— WORK TO DO —
Return all of the entries word for word, but omit the pictures they contain.

— Dataset entries —

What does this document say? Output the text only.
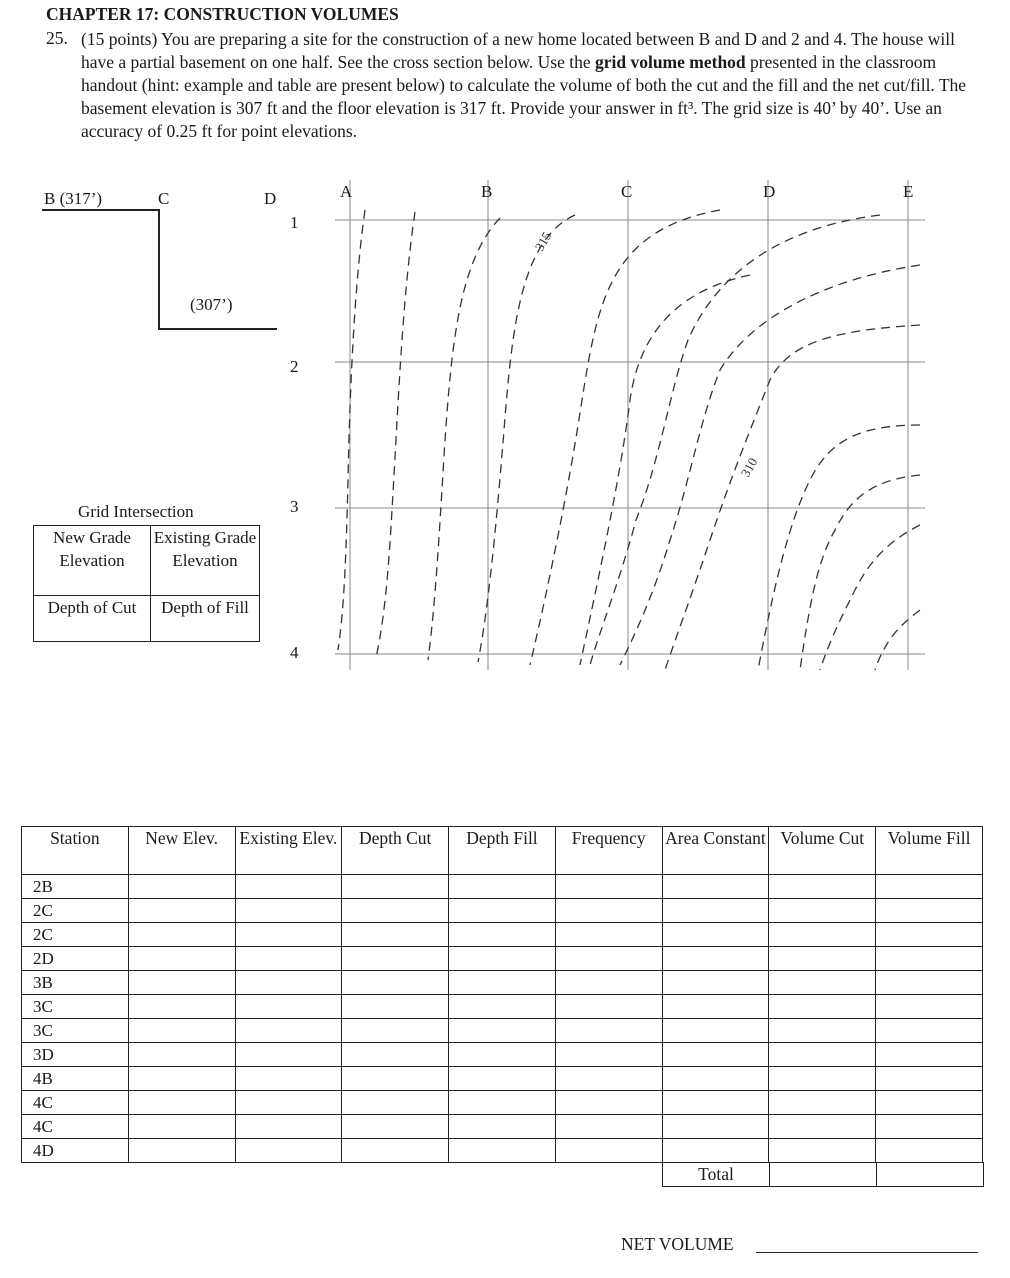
CHAPTER 17: CONSTRUCTION VOLUMES
25. (15 points) You are preparing a site for the construction of a new home located between B and D and 2 and 4. The house will have a partial basement on one half. See the cross section below. Use the grid volume method presented in the classroom handout (hint: example and table are present below) to calculate the volume of both the cut and the fill and the net cut/fill. The basement elevation is 307 ft and the floor elevation is 317 ft. Provide your answer in ft³. The grid size is 40’ by 40’. Use an accuracy of 0.25 ft for point elevations.
B (317’)	C	D
(307’)
Grid Intersection
New Grade Elevation	Existing Grade Elevation
Depth of Cut	Depth of Fill
A	B	C	D	E
1
2
3
4
315
310
Station	New Elev.	Existing Elev.	Depth Cut	Depth Fill	Frequency	Area Constant	Volume Cut	Volume Fill
2B								
2C								
2C								
2D								
3B								
3C								
3C								
3D								
4B								
4C								
4C								
4D								
Total		
NET VOLUME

— SOLUTION FOR THIS PROBLEM —
What does this document say? Output the text only.
CHAPTER 17: CONSTRUCTION VOLUMES
25. (15 points) You are preparing a site for the construction of a new home located between B and D and 2 and 4. The house will have a partial basement on one half. See the cross section below. Use the grid volume method presented in the classroom handout (hint: example and table are present below) to calculate the volume of both the cut and the fill and the net cut/fill. The basement elevation is 307 ft and the floor elevation is 317 ft. Provide your answer in ft³. The grid size is 40’ by 40’. Use an accuracy of 0.25 ft for point elevations.
B (317’)	C	D
(307’)
Grid Intersection
New Grade Elevation	Existing Grade Elevation
Depth of Cut	Depth of Fill
A	B	C	D	E
1
2
3
4
315
310
Station	New Elev.	Existing Elev.	Depth Cut	Depth Fill	Frequency	Area Constant	Volume Cut	Volume Fill
2B								
2C								
2C								
2D								
3B								
3C								
3C								
3D								
4B								
4C								
4C								
4D								
Total		
NET VOLUME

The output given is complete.